**Goal:**
Copy out all the entries exactly.

───── Extracted information ─────

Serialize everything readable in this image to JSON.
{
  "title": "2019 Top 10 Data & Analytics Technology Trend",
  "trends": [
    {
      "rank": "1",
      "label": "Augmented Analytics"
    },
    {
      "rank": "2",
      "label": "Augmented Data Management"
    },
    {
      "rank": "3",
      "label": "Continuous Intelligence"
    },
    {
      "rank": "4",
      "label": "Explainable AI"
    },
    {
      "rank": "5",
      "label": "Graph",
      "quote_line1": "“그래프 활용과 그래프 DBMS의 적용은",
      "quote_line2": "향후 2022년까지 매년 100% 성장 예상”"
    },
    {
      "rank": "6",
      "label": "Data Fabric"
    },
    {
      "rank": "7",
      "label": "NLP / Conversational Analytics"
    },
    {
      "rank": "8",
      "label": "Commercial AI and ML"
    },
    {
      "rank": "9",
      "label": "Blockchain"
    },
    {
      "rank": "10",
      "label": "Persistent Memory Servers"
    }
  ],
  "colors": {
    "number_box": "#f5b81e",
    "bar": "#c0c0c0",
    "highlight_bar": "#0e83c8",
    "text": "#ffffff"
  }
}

─────

**Full answer:**
Serialize everything readable in this image to JSON.
{
  "title": "2019 Top 10 Data & Analytics Technology Trend",
  "trends": [
    {
      "rank": "1",
      "label": "Augmented Analytics"
    },
    {
      "rank": "2",
      "label": "Augmented Data Management"
    },
    {
      "rank": "3",
      "label": "Continuous Intelligence"
    },
    {
      "rank": "4",
      "label": "Explainable AI"
    },
    {
      "rank": "5",
      "label": "Graph",
      "quote_line1": "“그래프 활용과 그래프 DBMS의 적용은",
      "quote_line2": "향후 2022년까지 매년 100% 성장 예상”"
    },
    {
      "rank": "6",
      "label": "Data Fabric"
    },
    {
      "rank": "7",
      "label": "NLP / Conversational Analytics"
    },
    {
      "rank": "8",
      "label": "Commercial AI and ML"
    },
    {
      "rank": "9",
      "label": "Blockchain"
    },
    {
      "rank": "10",
      "label": "Persistent Memory Servers"
    }
  ],
  "colors": {
    "number_box": "#f5b81e",
    "bar": "#c0c0c0",
    "highlight_bar": "#0e83c8",
    "text": "#ffffff"
  }
}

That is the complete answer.